> [TASK TO CARRY OUT] Repeat every entry word for word, but leave the images out of your copy.

-- Start RECORD SET --

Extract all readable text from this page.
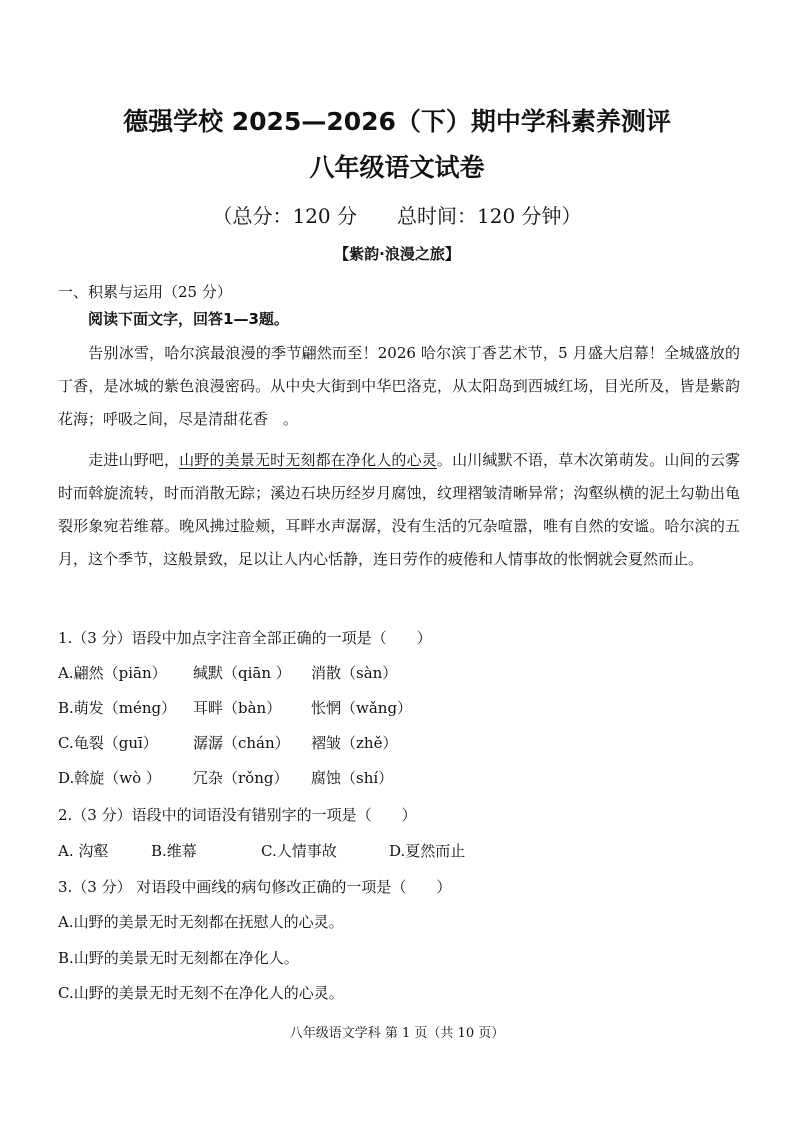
德强学校 2025—2026（下）期中学科素养测评
八年级语文试卷
（总分：120 分　　总时间：120 分钟）
【紫韵·浪漫之旅】
一、积累与运用（25 分）
阅读下面文字，回答1—3题。
告别冰雪，哈尔滨最浪漫的季节翩然而至！2026 哈尔滨丁香艺术节，5 月盛大启幕！全城盛放的丁香，是冰城的紫色浪漫密码。从中央大街到中华巴洛克，从太阳岛到西城红场，目光所及，皆是紫韵花海；呼吸之间，尽是清甜花香　。
走进山野吧，山野的美景无时无刻都在净化人的心灵。山川缄默不语，草木次第萌发。山间的云雾时而斡旋流转，时而消散无踪；溪边石块历经岁月腐蚀，纹理褶皱清晰异常；沟壑纵横的泥土勾勒出龟裂形象宛若维幕。晚风拂过脸颊，耳畔水声潺潺，没有生活的冗杂喧嚣，唯有自然的安谧。哈尔滨的五月，这个季节，这般景致，足以让人内心恬静，连日劳作的疲倦和人情事故的怅惘就会夏然而止。
1.（3 分）语段中加点字注音全部正确的一项是（　　）
A.翩然（piān） 缄默（qiān ） 消散（sàn）
B.萌发（méng） 耳畔（bàn） 怅惘（wǎng）
C.龟裂（guī） 潺潺（chán） 褶皱（zhě）
D.斡旋（wò ） 冗杂（rǒng） 腐蚀（shí）
2.（3 分）语段中的词语没有错别字的一项是（　　）
A. 沟壑	B.维幕	C.人情事故	D.夏然而止
3.（3 分） 对语段中画线的病句修改正确的一项是（　　）
A.山野的美景无时无刻都在抚慰人的心灵。
B.山野的美景无时无刻都在净化人。
C.山野的美景无时无刻不在净化人的心灵。
八年级语文学科 第 1 页（共 10 页）
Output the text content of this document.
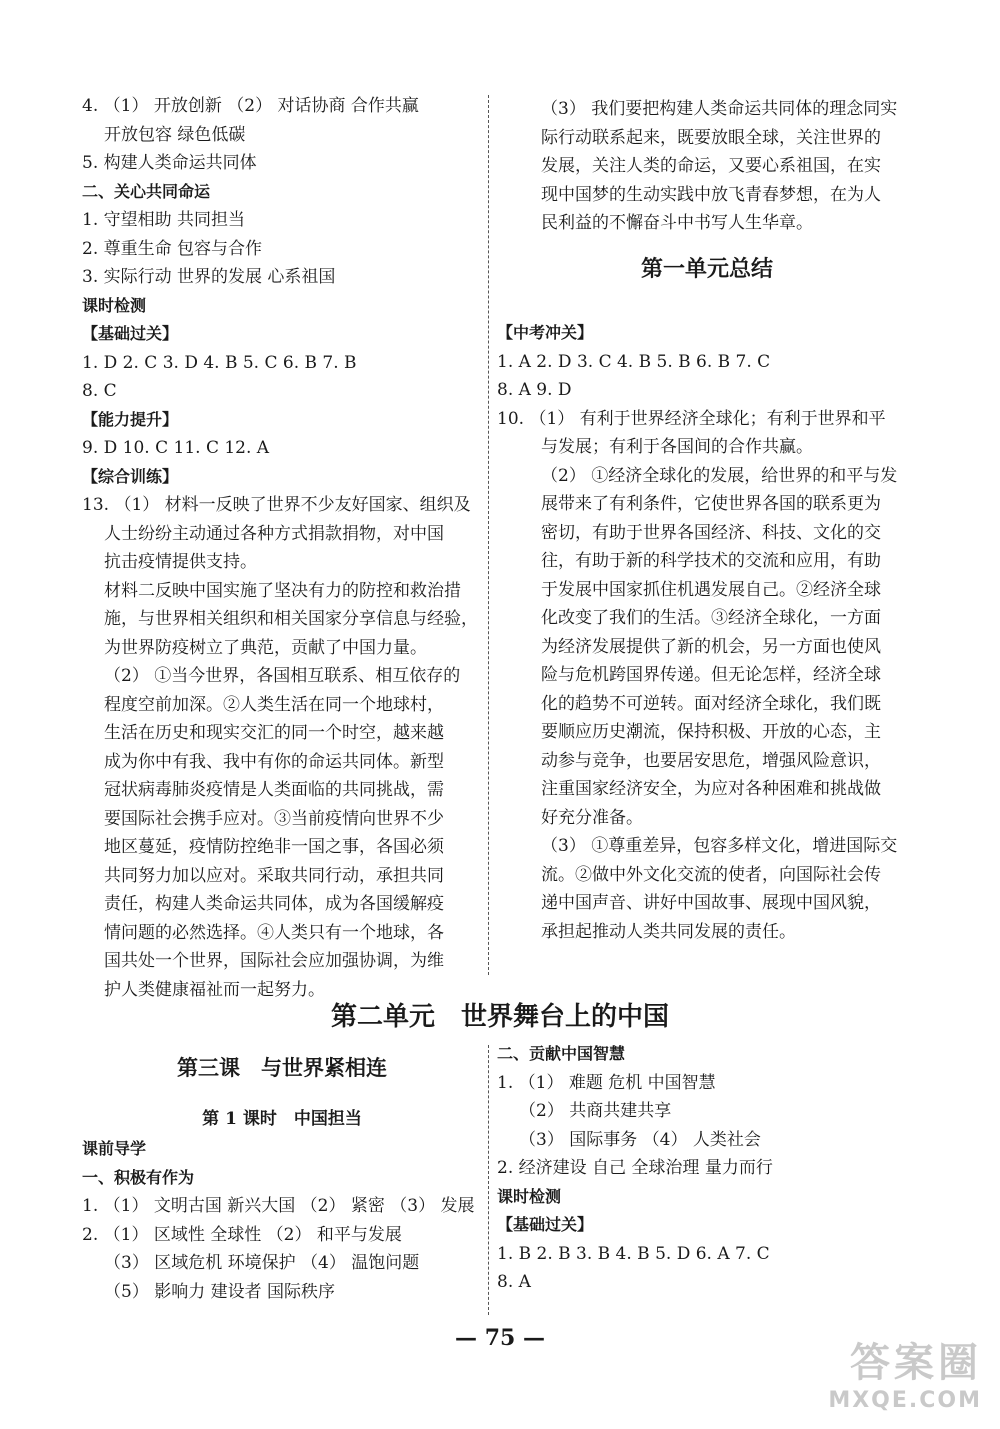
4. （1） 开放创新 （2） 对话协商 合作共赢
开放包容 绿色低碳
5. 构建人类命运共同体
二、关心共同命运
1. 守望相助 共同担当
2. 尊重生命 包容与合作
3. 实际行动 世界的发展 心系祖国
课时检测
【基础过关】
1. D 2. C 3. D 4. B 5. C 6. B 7. B
8. C
【能力提升】
9. D 10. C 11. C 12. A
【综合训练】
13. （1） 材料一反映了世界不少友好国家、组织及
人士纷纷主动通过各种方式捐款捐物，对中国
抗击疫情提供支持。
材料二反映中国实施了坚决有力的防控和救治措
施，与世界相关组织和相关国家分享信息与经验，
为世界防疫树立了典范，贡献了中国力量。
（2） ①当今世界，各国相互联系、相互依存的
程度空前加深。②人类生活在同一个地球村，
生活在历史和现实交汇的同一个时空，越来越
成为你中有我、我中有你的命运共同体。新型
冠状病毒肺炎疫情是人类面临的共同挑战，需
要国际社会携手应对。③当前疫情向世界不少
地区蔓延，疫情防控绝非一国之事，各国必须
共同努力加以应对。采取共同行动，承担共同
责任，构建人类命运共同体，成为各国缓解疫
情问题的必然选择。④人类只有一个地球，各
国共处一个世界，国际社会应加强协调，为维
护人类健康福祉而一起努力。
（3） 我们要把构建人类命运共同体的理念同实
际行动联系起来，既要放眼全球，关注世界的
发展，关注人类的命运，又要心系祖国，在实
现中国梦的生动实践中放飞青春梦想，在为人
民利益的不懈奋斗中书写人生华章。
第一单元总结
【中考冲关】
1. A 2. D 3. C 4. B 5. B 6. B 7. C
8. A 9. D
10. （1） 有利于世界经济全球化；有利于世界和平
与发展；有利于各国间的合作共赢。
（2） ①经济全球化的发展，给世界的和平与发
展带来了有利条件，它使世界各国的联系更为
密切，有助于世界各国经济、科技、文化的交
往，有助于新的科学技术的交流和应用，有助
于发展中国家抓住机遇发展自己。②经济全球
化改变了我们的生活。③经济全球化，一方面
为经济发展提供了新的机会，另一方面也使风
险与危机跨国界传递。但无论怎样，经济全球
化的趋势不可逆转。面对经济全球化，我们既
要顺应历史潮流，保持积极、开放的心态，主
动参与竞争，也要居安思危，增强风险意识，
注重国家经济安全，为应对各种困难和挑战做
好充分准备。
（3） ①尊重差异，包容多样文化，增进国际交
流。②做中外文化交流的使者，向国际社会传
递中国声音、讲好中国故事、展现中国风貌，
承担起推动人类共同发展的责任。
第二单元　世界舞台上的中国
第三课　与世界紧相连
第 1 课时　中国担当
课前导学
一、积极有作为
1. （1） 文明古国 新兴大国 （2） 紧密 （3） 发展
2. （1） 区域性 全球性 （2） 和平与发展
（3） 区域危机 环境保护 （4） 温饱问题
（5） 影响力 建设者 国际秩序
二、贡献中国智慧
1. （1） 难题 危机 中国智慧
（2） 共商共建共享
（3） 国际事务 （4） 人类社会
2. 经济建设 自己 全球治理 量力而行
课时检测
【基础过关】
1. B 2. B 3. B 4. B 5. D 6. A 7. C
8. A
— 75 —
答案圈
MXQE.COM
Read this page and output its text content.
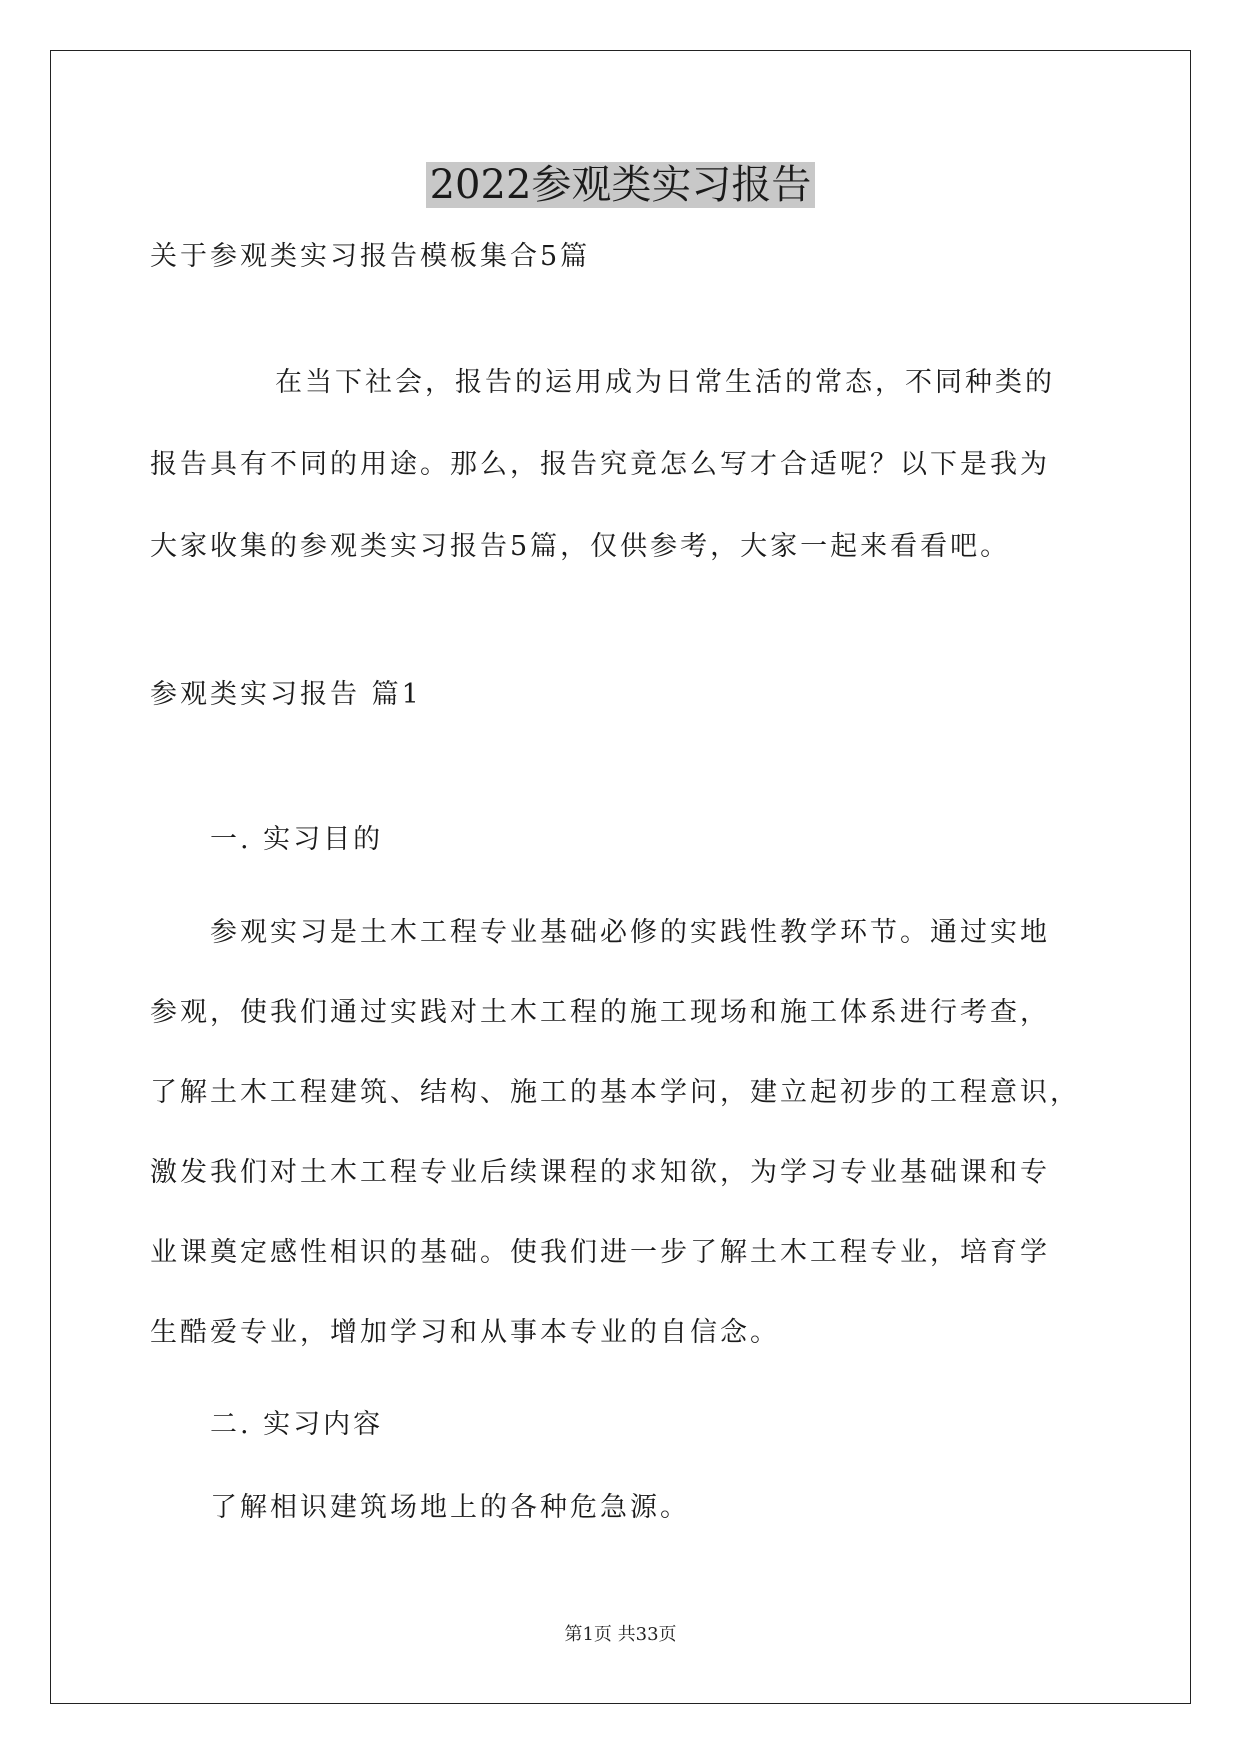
2022参观类实习报告
关于参观类实习报告模板集合5篇
在当下社会，报告的运用成为日常生活的常态，不同种类的
报告具有不同的用途。那么，报告究竟怎么写才合适呢？以下是我为
大家收集的参观类实习报告5篇，仅供参考，大家一起来看看吧。
参观类实习报告 篇1
一. 实习目的
参观实习是土木工程专业基础必修的实践性教学环节。通过实地
参观，使我们通过实践对土木工程的施工现场和施工体系进行考查，
了解土木工程建筑、结构、施工的基本学问，建立起初步的工程意识，
激发我们对土木工程专业后续课程的求知欲，为学习专业基础课和专
业课奠定感性相识的基础。使我们进一步了解土木工程专业，培育学
生酷爱专业，增加学习和从事本专业的自信念。
二. 实习内容
了解相识建筑场地上的各种危急源。
第1页 共33页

-- End RECORD SET --

> [ANSWER TO THIS EXERCISE]
Extract all readable text from this page.
德强学校 2025—2026（下）期中学科素养测评
八年级语文试卷
（总分：120 分　　总时间：120 分钟）
【紫韵·浪漫之旅】
一、积累与运用（25 分）
阅读下面文字，回答1—3题。
告别冰雪，哈尔滨最浪漫的季节翩然而至！2026 哈尔滨丁香艺术节，5 月盛大启幕！全城盛放的丁香，是冰城的紫色浪漫密码。从中央大街到中华巴洛克，从太阳岛到西城红场，目光所及，皆是紫韵花海；呼吸之间，尽是清甜花香　。
走进山野吧，山野的美景无时无刻都在净化人的心灵。山川缄默不语，草木次第萌发。山间的云雾时而斡旋流转，时而消散无踪；溪边石块历经岁月腐蚀，纹理褶皱清晰异常；沟壑纵横的泥土勾勒出龟裂形象宛若维幕。晚风拂过脸颊，耳畔水声潺潺，没有生活的冗杂喧嚣，唯有自然的安谧。哈尔滨的五月，这个季节，这般景致，足以让人内心恬静，连日劳作的疲倦和人情事故的怅惘就会夏然而止。
1.（3 分）语段中加点字注音全部正确的一项是（　　）
A.翩然（piān） 缄默（qiān ） 消散（sàn）
B.萌发（méng） 耳畔（bàn） 怅惘（wǎng）
C.龟裂（guī） 潺潺（chán） 褶皱（zhě）
D.斡旋（wò ） 冗杂（rǒng） 腐蚀（shí）
2.（3 分）语段中的词语没有错别字的一项是（　　）
A. 沟壑	B.维幕	C.人情事故	D.夏然而止
3.（3 分） 对语段中画线的病句修改正确的一项是（　　）
A.山野的美景无时无刻都在抚慰人的心灵。
B.山野的美景无时无刻都在净化人。
C.山野的美景无时无刻不在净化人的心灵。
八年级语文学科 第 1 页（共 10 页）
Output the text content of this document.
4. （1） 开放创新 （2） 对话协商 合作共赢
开放包容 绿色低碳
5. 构建人类命运共同体
二、关心共同命运
1. 守望相助 共同担当
2. 尊重生命 包容与合作
3. 实际行动 世界的发展 心系祖国
课时检测
【基础过关】
1. D 2. C 3. D 4. B 5. C 6. B 7. B
8. C
【能力提升】
9. D 10. C 11. C 12. A
【综合训练】
13. （1） 材料一反映了世界不少友好国家、组织及
人士纷纷主动通过各种方式捐款捐物，对中国
抗击疫情提供支持。
材料二反映中国实施了坚决有力的防控和救治措
施，与世界相关组织和相关国家分享信息与经验，
为世界防疫树立了典范，贡献了中国力量。
（2） ①当今世界，各国相互联系、相互依存的
程度空前加深。②人类生活在同一个地球村，
生活在历史和现实交汇的同一个时空，越来越
成为你中有我、我中有你的命运共同体。新型
冠状病毒肺炎疫情是人类面临的共同挑战，需
要国际社会携手应对。③当前疫情向世界不少
地区蔓延，疫情防控绝非一国之事，各国必须
共同努力加以应对。采取共同行动，承担共同
责任，构建人类命运共同体，成为各国缓解疫
情问题的必然选择。④人类只有一个地球，各
国共处一个世界，国际社会应加强协调，为维
护人类健康福祉而一起努力。
（3） 我们要把构建人类命运共同体的理念同实
际行动联系起来，既要放眼全球，关注世界的
发展，关注人类的命运，又要心系祖国，在实
现中国梦的生动实践中放飞青春梦想，在为人
民利益的不懈奋斗中书写人生华章。
第一单元总结
【中考冲关】
1. A 2. D 3. C 4. B 5. B 6. B 7. C
8. A 9. D
10. （1） 有利于世界经济全球化；有利于世界和平
与发展；有利于各国间的合作共赢。
（2） ①经济全球化的发展，给世界的和平与发
展带来了有利条件，它使世界各国的联系更为
密切，有助于世界各国经济、科技、文化的交
往，有助于新的科学技术的交流和应用，有助
于发展中国家抓住机遇发展自己。②经济全球
化改变了我们的生活。③经济全球化，一方面
为经济发展提供了新的机会，另一方面也使风
险与危机跨国界传递。但无论怎样，经济全球
化的趋势不可逆转。面对经济全球化，我们既
要顺应历史潮流，保持积极、开放的心态，主
动参与竞争，也要居安思危，增强风险意识，
注重国家经济安全，为应对各种困难和挑战做
好充分准备。
（3） ①尊重差异，包容多样文化，增进国际交
流。②做中外文化交流的使者，向国际社会传
递中国声音、讲好中国故事、展现中国风貌，
承担起推动人类共同发展的责任。
第二单元　世界舞台上的中国
第三课　与世界紧相连
第 1 课时　中国担当
课前导学
一、积极有作为
1. （1） 文明古国 新兴大国 （2） 紧密 （3） 发展
2. （1） 区域性 全球性 （2） 和平与发展
（3） 区域危机 环境保护 （4） 温饱问题
（5） 影响力 建设者 国际秩序
二、贡献中国智慧
1. （1） 难题 危机 中国智慧
（2） 共商共建共享
（3） 国际事务 （4） 人类社会
2. 经济建设 自己 全球治理 量力而行
课时检测
【基础过关】
1. B 2. B 3. B 4. B 5. D 6. A 7. C
8. A
— 75 —
答案圈
MXQE.COM
Read this page and output its text content.
2022参观类实习报告
关于参观类实习报告模板集合5篇
在当下社会，报告的运用成为日常生活的常态，不同种类的
报告具有不同的用途。那么，报告究竟怎么写才合适呢？以下是我为
大家收集的参观类实习报告5篇，仅供参考，大家一起来看看吧。
参观类实习报告 篇1
一. 实习目的
参观实习是土木工程专业基础必修的实践性教学环节。通过实地
参观，使我们通过实践对土木工程的施工现场和施工体系进行考查，
了解土木工程建筑、结构、施工的基本学问，建立起初步的工程意识，
激发我们对土木工程专业后续课程的求知欲，为学习专业基础课和专
业课奠定感性相识的基础。使我们进一步了解土木工程专业，培育学
生酷爱专业，增加学习和从事本专业的自信念。
二. 实习内容
了解相识建筑场地上的各种危急源。
第1页 共33页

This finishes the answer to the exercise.